▶ [Brief]
Only lines with the word "JSON" are needed; collect each of them from the listing below.

▶ [Task material]
• • •

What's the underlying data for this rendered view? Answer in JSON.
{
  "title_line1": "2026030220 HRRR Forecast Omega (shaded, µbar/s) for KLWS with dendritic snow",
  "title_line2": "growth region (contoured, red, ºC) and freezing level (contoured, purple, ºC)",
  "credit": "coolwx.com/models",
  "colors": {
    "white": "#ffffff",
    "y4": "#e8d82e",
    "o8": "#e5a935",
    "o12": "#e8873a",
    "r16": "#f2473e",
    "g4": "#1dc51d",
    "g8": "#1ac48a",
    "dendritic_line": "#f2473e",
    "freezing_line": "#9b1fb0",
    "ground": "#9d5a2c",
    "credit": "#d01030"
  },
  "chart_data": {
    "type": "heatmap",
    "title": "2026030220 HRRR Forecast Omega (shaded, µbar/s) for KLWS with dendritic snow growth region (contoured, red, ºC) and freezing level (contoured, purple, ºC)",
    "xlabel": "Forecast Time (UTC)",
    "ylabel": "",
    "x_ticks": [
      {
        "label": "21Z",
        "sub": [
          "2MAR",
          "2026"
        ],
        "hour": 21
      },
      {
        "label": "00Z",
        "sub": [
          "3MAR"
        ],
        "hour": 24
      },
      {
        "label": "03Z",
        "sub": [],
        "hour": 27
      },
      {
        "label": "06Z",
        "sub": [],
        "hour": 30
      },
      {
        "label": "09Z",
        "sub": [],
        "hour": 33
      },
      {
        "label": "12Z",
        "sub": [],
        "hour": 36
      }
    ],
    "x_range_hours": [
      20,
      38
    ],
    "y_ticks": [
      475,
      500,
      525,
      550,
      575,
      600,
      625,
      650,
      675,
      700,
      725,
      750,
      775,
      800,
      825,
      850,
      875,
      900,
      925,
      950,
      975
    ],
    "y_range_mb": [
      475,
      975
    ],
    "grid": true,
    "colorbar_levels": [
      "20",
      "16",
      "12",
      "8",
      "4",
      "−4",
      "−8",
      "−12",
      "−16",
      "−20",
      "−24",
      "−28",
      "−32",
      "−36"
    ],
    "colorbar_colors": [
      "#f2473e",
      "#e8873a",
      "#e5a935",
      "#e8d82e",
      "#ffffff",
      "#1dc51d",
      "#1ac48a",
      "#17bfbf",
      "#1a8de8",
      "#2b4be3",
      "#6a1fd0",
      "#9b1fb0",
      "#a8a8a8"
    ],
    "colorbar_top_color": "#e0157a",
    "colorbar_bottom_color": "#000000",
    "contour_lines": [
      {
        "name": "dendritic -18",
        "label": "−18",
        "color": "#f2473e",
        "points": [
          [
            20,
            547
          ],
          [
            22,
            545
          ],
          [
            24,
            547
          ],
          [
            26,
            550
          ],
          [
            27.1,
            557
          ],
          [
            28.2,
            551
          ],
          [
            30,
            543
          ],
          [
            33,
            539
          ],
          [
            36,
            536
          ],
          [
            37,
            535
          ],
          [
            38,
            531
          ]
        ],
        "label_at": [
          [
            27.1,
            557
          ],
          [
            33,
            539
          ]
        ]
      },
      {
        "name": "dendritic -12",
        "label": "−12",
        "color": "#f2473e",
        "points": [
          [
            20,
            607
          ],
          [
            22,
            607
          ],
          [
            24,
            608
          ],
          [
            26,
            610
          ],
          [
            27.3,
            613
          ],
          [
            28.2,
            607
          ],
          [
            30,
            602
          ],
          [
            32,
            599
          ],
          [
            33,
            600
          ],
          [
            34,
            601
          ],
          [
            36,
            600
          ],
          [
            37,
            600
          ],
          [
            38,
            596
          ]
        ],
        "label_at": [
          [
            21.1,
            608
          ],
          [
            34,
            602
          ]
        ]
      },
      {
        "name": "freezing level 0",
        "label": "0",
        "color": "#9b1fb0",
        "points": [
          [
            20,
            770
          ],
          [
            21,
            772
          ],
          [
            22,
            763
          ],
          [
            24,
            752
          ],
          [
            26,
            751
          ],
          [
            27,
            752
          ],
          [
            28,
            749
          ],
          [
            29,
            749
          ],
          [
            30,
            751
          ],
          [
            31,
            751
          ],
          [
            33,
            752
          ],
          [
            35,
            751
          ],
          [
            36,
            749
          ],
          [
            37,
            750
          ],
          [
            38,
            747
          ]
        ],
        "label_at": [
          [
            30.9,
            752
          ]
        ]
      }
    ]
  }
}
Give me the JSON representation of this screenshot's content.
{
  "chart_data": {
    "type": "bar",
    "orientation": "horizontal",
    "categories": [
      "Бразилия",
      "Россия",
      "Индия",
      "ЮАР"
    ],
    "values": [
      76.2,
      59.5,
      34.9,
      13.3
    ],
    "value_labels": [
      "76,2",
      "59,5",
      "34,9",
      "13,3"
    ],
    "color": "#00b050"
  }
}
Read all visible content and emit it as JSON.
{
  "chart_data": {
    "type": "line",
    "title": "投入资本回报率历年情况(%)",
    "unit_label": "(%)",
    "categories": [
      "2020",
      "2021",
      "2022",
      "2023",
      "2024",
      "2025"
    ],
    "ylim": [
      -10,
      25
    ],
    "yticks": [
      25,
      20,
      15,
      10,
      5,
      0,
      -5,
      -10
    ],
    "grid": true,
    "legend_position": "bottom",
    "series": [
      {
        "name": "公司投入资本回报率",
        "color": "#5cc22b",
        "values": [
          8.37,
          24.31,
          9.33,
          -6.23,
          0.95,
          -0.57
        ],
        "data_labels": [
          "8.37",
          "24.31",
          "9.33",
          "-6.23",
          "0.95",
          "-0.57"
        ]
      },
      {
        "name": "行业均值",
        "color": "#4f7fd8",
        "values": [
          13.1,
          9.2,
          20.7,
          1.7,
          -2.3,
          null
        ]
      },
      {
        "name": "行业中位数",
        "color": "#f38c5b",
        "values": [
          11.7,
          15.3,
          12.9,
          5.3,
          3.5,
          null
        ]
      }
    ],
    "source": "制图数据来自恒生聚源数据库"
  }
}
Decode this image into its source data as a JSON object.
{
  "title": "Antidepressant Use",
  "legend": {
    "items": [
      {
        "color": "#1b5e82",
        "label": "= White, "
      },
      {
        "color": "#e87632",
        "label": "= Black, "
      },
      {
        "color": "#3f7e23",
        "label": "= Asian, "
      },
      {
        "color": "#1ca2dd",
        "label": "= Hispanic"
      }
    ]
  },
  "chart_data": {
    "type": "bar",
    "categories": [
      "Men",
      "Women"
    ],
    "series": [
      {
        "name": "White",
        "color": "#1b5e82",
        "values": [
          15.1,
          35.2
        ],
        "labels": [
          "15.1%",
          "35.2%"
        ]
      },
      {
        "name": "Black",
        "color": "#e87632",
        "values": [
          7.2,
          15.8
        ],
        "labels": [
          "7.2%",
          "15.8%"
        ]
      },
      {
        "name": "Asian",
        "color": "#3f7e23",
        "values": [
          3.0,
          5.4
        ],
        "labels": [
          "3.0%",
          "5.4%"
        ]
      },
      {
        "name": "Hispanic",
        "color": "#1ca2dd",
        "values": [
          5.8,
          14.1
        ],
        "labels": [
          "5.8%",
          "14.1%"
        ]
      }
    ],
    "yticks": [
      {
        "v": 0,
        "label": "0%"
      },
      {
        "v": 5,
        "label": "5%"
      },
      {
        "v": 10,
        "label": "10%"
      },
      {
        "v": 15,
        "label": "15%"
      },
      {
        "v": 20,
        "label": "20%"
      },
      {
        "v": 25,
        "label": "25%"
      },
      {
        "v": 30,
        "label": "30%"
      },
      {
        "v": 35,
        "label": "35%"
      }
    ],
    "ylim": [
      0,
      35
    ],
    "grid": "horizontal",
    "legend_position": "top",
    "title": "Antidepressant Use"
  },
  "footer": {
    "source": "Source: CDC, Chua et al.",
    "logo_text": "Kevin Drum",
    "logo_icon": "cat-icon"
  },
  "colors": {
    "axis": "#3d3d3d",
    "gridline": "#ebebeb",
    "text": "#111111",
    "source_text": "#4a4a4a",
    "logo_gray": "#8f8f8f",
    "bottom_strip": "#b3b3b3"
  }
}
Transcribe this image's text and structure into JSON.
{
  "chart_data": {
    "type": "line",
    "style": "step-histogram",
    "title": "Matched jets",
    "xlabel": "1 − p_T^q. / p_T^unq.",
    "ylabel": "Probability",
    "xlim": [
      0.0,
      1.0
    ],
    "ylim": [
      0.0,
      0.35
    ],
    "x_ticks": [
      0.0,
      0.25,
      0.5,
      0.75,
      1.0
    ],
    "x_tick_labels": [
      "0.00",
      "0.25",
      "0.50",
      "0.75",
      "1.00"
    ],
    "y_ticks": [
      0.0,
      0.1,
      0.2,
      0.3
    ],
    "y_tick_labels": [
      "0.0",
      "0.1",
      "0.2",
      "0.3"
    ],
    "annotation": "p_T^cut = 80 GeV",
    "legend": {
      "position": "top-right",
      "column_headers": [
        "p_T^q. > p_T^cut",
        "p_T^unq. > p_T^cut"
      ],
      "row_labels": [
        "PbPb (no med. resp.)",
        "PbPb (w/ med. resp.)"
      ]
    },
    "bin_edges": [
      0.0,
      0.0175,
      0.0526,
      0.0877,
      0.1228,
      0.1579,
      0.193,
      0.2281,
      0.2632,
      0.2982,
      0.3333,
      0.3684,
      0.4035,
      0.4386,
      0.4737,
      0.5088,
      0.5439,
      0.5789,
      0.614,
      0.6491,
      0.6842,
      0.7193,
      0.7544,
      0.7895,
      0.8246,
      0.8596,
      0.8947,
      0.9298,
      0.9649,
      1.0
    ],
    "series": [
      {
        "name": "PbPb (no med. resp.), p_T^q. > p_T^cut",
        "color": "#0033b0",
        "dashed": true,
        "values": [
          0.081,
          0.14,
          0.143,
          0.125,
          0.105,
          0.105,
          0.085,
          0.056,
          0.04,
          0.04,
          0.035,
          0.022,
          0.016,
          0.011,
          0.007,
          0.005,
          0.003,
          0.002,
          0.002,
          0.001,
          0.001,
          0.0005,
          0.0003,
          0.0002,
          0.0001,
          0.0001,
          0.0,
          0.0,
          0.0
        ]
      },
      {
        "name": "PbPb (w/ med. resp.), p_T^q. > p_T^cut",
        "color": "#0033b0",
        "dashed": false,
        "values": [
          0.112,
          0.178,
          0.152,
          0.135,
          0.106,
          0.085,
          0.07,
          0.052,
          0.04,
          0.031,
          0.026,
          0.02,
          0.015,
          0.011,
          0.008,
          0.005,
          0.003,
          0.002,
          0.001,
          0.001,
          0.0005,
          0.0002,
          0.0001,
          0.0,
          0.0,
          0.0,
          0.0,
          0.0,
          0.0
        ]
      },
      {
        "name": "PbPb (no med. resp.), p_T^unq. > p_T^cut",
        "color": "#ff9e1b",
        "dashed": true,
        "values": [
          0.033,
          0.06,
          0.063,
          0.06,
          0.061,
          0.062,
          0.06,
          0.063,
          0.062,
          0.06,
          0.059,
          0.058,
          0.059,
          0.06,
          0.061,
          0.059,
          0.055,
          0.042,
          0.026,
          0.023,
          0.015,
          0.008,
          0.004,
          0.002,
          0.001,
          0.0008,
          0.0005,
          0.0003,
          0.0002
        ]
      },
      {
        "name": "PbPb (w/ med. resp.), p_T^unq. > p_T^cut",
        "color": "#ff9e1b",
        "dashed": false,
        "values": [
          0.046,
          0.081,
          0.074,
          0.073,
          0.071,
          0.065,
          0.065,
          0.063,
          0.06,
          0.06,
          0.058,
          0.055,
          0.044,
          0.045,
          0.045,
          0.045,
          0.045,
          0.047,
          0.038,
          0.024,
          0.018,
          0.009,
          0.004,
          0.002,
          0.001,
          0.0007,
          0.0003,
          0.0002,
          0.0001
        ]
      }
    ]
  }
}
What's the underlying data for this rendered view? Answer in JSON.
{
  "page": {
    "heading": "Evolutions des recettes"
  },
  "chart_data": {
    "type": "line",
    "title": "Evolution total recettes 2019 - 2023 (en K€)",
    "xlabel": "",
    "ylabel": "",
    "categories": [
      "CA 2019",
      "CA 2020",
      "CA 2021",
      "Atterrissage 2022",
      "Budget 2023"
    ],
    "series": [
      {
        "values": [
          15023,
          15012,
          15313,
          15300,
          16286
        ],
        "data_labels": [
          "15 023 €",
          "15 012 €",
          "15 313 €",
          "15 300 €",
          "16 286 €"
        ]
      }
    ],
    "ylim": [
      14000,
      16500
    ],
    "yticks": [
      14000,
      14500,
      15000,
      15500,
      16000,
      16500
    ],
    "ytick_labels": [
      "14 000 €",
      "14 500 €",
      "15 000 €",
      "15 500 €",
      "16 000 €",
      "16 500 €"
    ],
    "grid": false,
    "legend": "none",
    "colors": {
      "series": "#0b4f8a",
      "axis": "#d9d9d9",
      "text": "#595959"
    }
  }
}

• • •

▶ [Exercise solution]
What's the underlying data for this rendered view? Answer in JSON.
Give me the JSON representation of this screenshot's content.
Read all visible content and emit it as JSON.
Decode this image into its source data as a JSON object.
Transcribe this image's text and structure into JSON.
What's the underlying data for this rendered view? Answer in JSON.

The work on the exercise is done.